▶ _Data to use_
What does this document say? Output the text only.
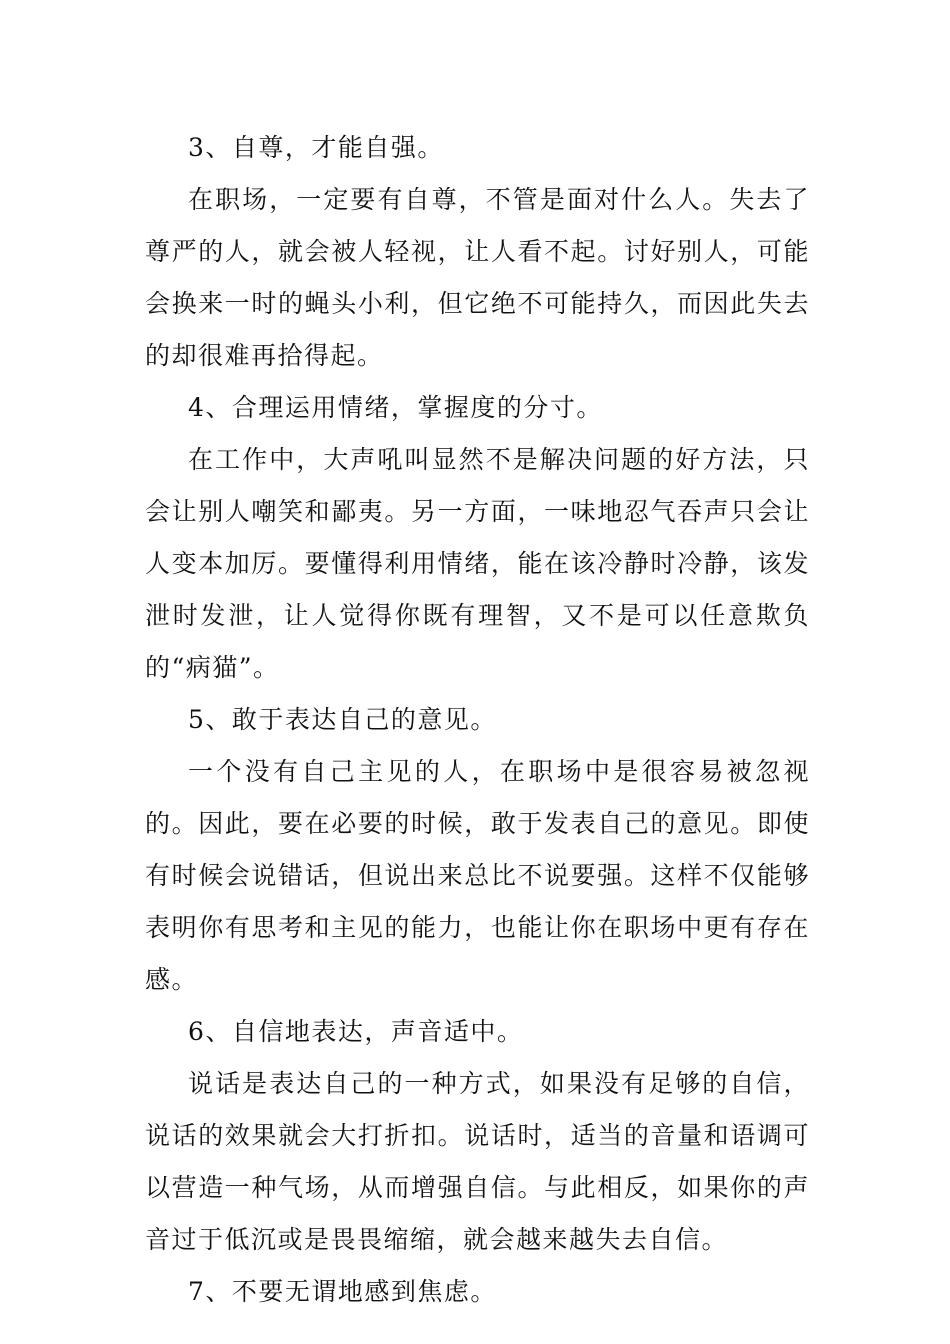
3、自尊，才能自强。

在职场，一定要有自尊，不管是面对什么人。失去了尊严的人，就会被人轻视，让人看不起。讨好别人，可能会换来一时的蝇头小利，但它绝不可能持久，而因此失去的却很难再拾得起。

4、合理运用情绪，掌握度的分寸。

在工作中，大声吼叫显然不是解决问题的好方法，只会让别人嘲笑和鄙夷。另一方面，一味地忍气吞声只会让人变本加厉。要懂得利用情绪，能在该冷静时冷静，该发泄时发泄，让人觉得你既有理智，又不是可以任意欺负的“病猫”。

5、敢于表达自己的意见。

一个没有自己主见的人，在职场中是很容易被忽视的。因此，要在必要的时候，敢于发表自己的意见。即使有时候会说错话，但说出来总比不说要强。这样不仅能够表明你有思考和主见的能力，也能让你在职场中更有存在感。

6、自信地表达，声音适中。

说话是表达自己的一种方式，如果没有足够的自信，说话的效果就会大打折扣。说话时，适当的音量和语调可以营造一种气场，从而增强自信。与此相反，如果你的声音过于低沉或是畏畏缩缩，就会越来越失去自信。

7、不要无谓地感到焦虑。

▶ _Work to do_
Working from the lines above, reproduce the material exactly and exclude its pictures.

▶ _Task solution_
What does this document say? Output the text only.
3、自尊，才能自强。

在职场，一定要有自尊，不管是面对什么人。失去了尊严的人，就会被人轻视，让人看不起。讨好别人，可能会换来一时的蝇头小利，但它绝不可能持久，而因此失去的却很难再拾得起。

4、合理运用情绪，掌握度的分寸。

在工作中，大声吼叫显然不是解决问题的好方法，只会让别人嘲笑和鄙夷。另一方面，一味地忍气吞声只会让人变本加厉。要懂得利用情绪，能在该冷静时冷静，该发泄时发泄，让人觉得你既有理智，又不是可以任意欺负的“病猫”。

5、敢于表达自己的意见。

一个没有自己主见的人，在职场中是很容易被忽视的。因此，要在必要的时候，敢于发表自己的意见。即使有时候会说错话，但说出来总比不说要强。这样不仅能够表明你有思考和主见的能力，也能让你在职场中更有存在感。

6、自信地表达，声音适中。

说话是表达自己的一种方式，如果没有足够的自信，说话的效果就会大打折扣。说话时，适当的音量和语调可以营造一种气场，从而增强自信。与此相反，如果你的声音过于低沉或是畏畏缩缩，就会越来越失去自信。

7、不要无谓地感到焦虑。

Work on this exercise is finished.